Count every line of the listing where the string "plain" occurs, and reply with the count alone.

Data listing:

--- start ---

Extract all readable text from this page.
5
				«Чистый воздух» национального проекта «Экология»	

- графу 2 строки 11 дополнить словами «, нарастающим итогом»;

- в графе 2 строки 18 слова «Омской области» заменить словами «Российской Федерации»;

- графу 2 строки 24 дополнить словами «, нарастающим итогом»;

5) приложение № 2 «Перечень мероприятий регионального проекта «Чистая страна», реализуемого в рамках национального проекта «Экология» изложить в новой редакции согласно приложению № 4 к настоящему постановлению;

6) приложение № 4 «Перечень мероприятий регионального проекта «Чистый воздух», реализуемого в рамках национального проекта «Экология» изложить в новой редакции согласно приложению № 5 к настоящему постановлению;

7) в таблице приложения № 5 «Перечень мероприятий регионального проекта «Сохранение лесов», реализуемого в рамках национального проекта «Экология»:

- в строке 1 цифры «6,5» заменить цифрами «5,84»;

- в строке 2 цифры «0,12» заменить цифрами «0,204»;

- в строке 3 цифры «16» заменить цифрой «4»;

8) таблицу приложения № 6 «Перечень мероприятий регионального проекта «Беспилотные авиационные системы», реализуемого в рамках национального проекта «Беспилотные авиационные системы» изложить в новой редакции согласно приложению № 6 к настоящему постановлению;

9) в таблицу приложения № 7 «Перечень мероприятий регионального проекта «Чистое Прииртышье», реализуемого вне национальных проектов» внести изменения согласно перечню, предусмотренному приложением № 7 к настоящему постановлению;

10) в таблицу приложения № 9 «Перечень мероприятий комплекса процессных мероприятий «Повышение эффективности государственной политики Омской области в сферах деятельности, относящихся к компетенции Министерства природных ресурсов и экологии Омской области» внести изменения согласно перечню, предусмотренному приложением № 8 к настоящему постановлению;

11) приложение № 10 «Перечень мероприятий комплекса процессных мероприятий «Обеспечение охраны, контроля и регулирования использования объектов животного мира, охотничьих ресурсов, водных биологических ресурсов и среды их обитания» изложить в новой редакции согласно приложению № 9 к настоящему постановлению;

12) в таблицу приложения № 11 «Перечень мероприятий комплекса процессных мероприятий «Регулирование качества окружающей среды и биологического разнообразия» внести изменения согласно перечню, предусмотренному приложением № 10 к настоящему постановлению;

--- end ---
--- start ---

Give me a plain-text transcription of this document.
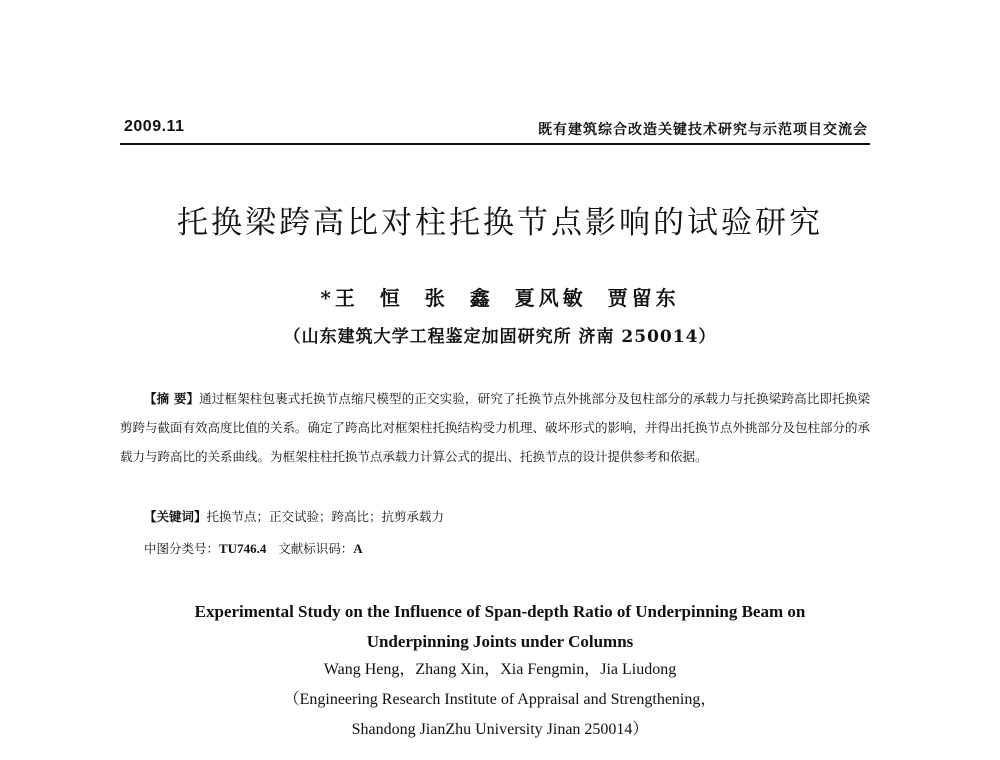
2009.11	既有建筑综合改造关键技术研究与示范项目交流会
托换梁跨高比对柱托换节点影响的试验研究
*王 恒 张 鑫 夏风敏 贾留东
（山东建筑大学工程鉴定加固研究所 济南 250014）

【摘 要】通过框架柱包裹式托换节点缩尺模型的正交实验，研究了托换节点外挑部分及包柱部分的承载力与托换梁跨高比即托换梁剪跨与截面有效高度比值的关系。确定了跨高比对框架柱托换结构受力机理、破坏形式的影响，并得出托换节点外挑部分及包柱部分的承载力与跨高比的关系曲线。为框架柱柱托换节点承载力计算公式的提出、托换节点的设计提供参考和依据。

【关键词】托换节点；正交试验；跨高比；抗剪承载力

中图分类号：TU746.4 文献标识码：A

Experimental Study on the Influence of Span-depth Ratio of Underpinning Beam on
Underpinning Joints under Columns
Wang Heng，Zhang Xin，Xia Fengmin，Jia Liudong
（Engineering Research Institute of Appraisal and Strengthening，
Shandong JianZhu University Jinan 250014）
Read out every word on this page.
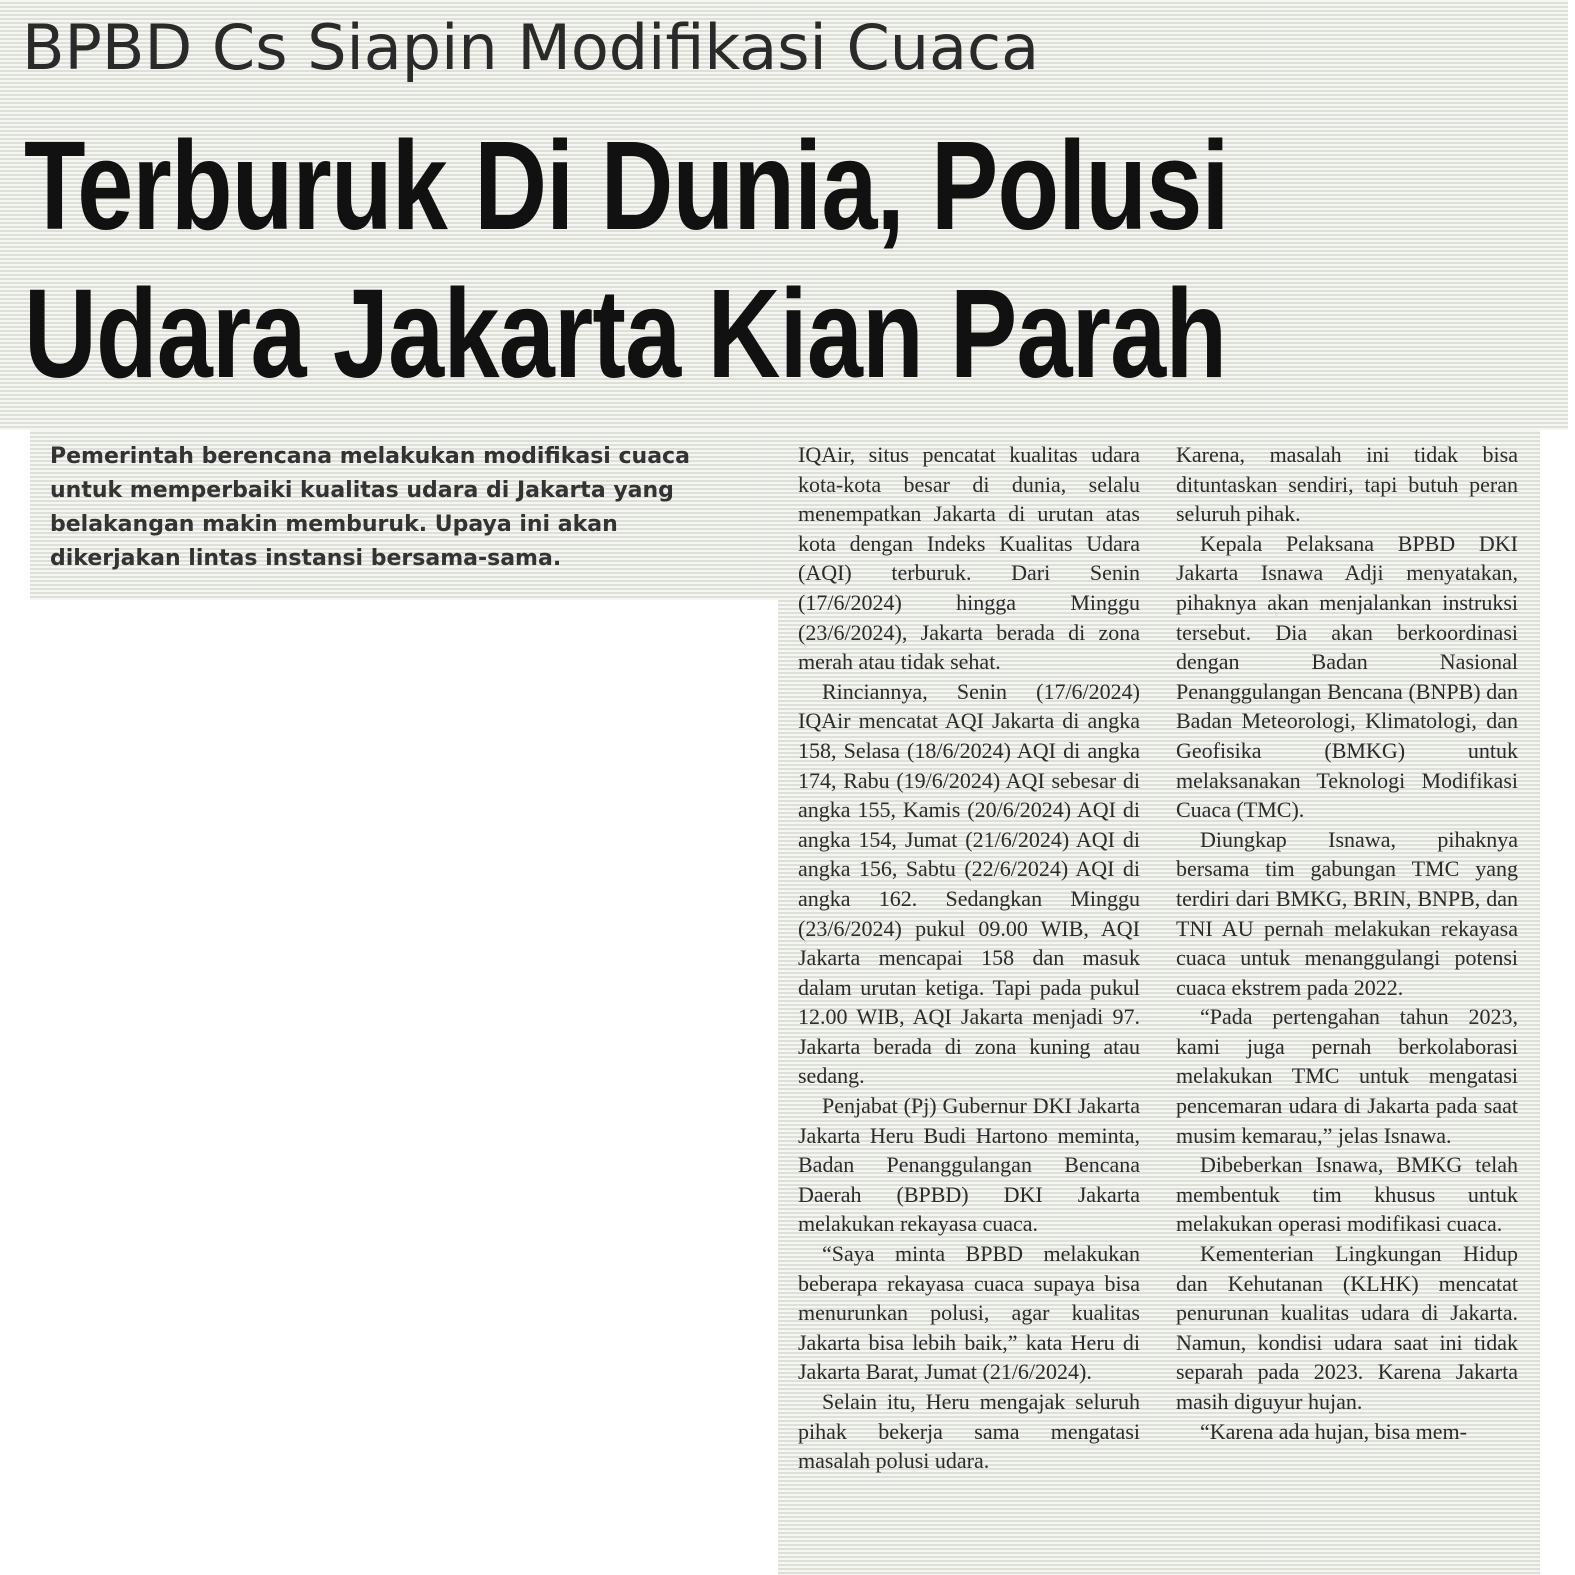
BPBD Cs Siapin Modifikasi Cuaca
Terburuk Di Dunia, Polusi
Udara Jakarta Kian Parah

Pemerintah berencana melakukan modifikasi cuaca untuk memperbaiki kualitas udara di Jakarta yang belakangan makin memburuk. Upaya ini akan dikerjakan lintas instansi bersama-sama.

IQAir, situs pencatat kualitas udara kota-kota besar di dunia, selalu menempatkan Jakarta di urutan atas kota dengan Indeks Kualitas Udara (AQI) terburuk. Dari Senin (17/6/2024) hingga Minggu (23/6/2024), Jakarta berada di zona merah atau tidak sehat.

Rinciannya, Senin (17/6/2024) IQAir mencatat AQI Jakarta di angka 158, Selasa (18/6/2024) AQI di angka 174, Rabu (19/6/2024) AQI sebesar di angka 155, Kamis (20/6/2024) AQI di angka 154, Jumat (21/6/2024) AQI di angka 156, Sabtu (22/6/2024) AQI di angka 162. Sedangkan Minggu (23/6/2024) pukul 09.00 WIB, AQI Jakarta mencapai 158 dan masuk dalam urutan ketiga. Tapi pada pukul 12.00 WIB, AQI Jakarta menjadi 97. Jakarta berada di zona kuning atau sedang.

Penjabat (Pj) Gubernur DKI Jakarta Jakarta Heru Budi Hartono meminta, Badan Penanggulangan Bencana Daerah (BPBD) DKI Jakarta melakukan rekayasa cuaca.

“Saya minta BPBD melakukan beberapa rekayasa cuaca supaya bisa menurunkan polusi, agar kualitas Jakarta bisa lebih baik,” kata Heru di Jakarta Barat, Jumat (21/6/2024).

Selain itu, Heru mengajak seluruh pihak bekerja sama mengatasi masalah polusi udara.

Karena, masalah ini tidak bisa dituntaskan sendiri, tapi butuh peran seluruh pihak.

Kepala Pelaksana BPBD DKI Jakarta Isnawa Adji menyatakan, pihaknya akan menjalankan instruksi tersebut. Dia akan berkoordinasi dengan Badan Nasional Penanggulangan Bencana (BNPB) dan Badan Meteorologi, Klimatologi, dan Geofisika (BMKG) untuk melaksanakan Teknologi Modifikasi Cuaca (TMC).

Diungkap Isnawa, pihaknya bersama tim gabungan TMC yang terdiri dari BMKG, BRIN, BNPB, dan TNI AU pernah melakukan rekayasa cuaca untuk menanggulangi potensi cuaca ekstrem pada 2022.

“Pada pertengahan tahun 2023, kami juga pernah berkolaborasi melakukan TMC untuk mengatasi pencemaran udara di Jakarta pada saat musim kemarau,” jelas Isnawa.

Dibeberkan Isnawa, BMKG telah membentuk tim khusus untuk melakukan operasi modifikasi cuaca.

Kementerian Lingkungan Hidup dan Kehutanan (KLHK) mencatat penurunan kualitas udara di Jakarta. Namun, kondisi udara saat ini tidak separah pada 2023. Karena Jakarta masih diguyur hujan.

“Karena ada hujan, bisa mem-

--- end ---
--- start ---

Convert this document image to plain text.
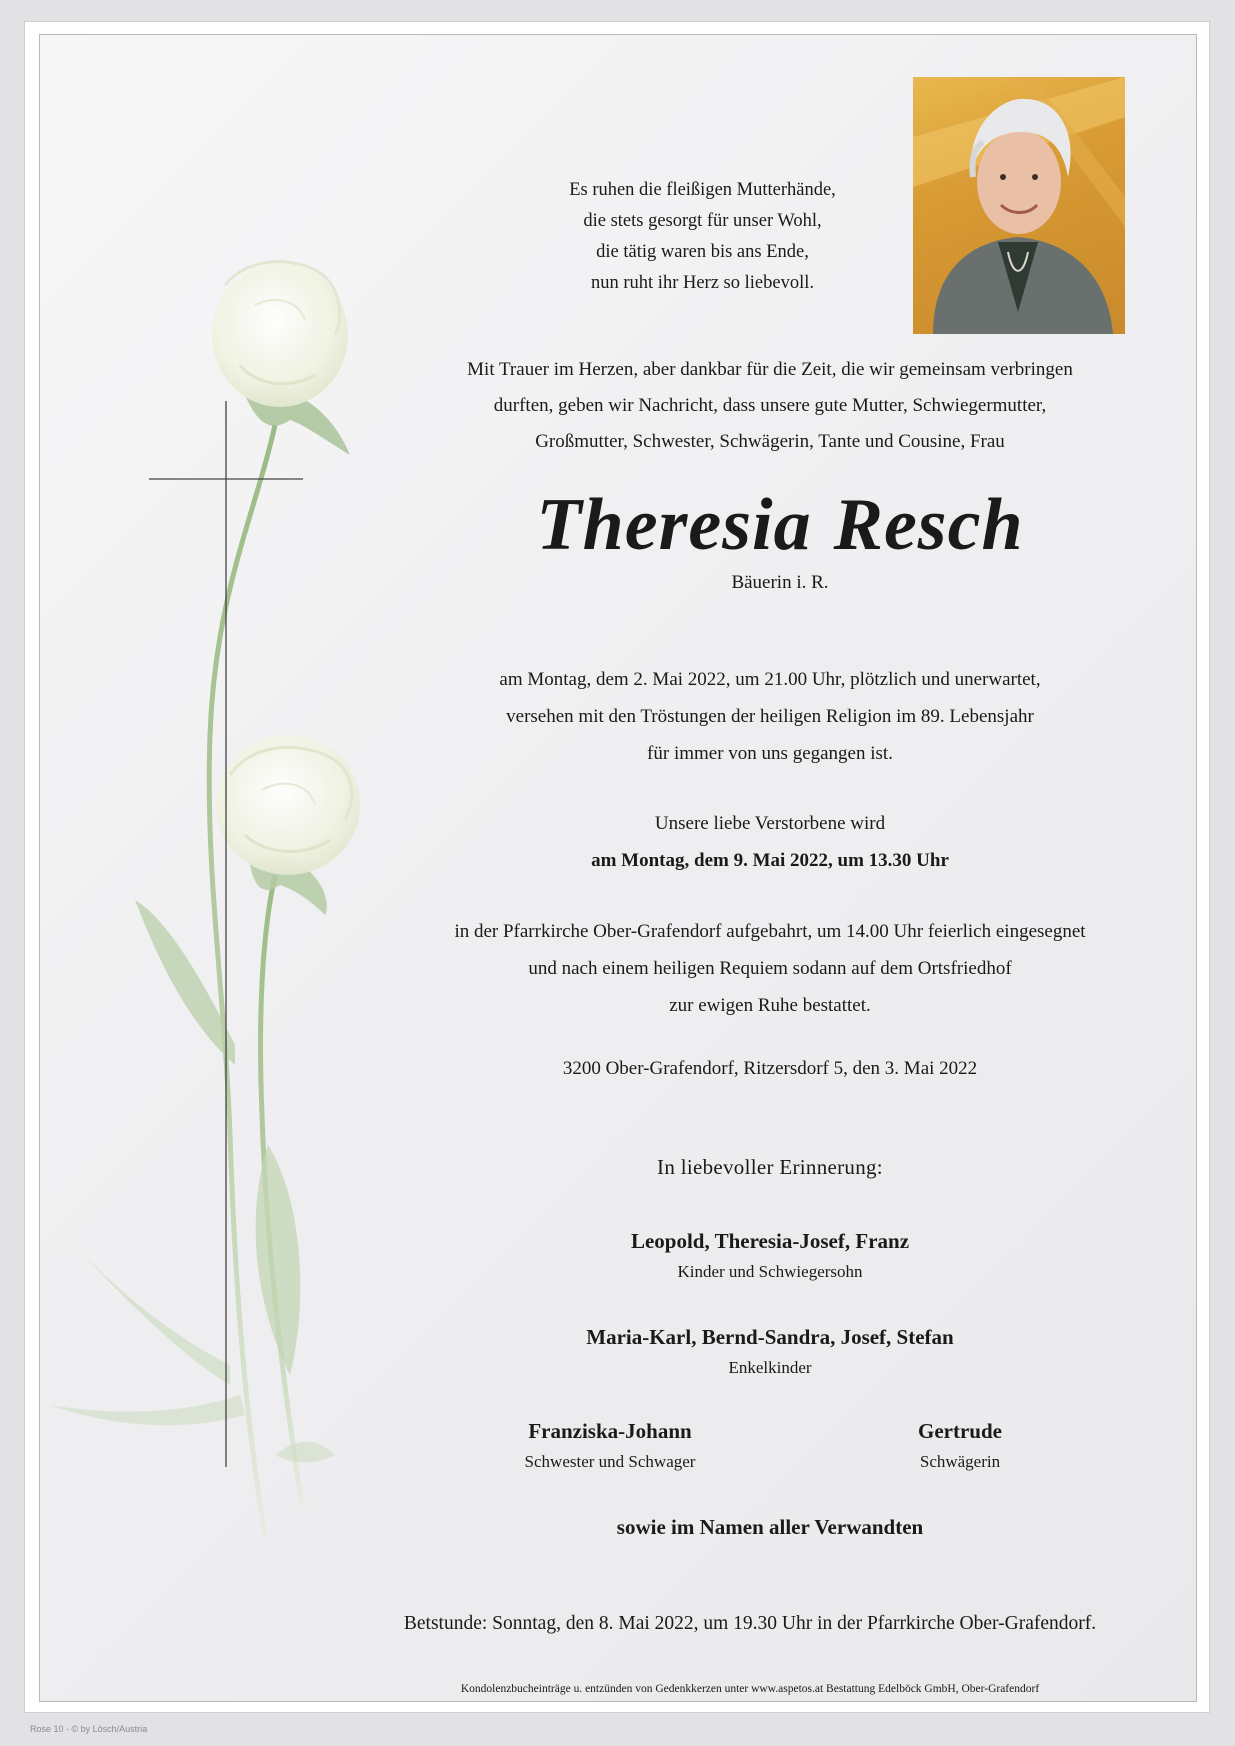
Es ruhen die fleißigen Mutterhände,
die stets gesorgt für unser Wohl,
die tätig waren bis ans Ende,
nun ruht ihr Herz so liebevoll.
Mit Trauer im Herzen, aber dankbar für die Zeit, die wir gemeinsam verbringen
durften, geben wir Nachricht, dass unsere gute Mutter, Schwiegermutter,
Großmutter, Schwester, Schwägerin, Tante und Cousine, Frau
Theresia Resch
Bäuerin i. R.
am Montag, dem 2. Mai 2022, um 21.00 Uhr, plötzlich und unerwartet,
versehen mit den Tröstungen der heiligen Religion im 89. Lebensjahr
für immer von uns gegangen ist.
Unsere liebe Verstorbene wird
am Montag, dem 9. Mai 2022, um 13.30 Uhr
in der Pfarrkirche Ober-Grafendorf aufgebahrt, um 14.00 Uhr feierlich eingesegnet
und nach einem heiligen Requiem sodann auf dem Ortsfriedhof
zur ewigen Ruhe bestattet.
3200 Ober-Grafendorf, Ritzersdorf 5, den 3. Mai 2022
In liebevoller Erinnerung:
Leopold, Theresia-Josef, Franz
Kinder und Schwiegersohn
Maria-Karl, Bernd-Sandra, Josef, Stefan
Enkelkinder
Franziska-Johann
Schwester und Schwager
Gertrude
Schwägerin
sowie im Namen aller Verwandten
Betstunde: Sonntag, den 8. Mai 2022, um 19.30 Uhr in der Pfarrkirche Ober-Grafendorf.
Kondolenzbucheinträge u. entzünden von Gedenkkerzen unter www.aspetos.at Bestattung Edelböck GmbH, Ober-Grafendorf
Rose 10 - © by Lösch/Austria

--- end ---

The solution: 2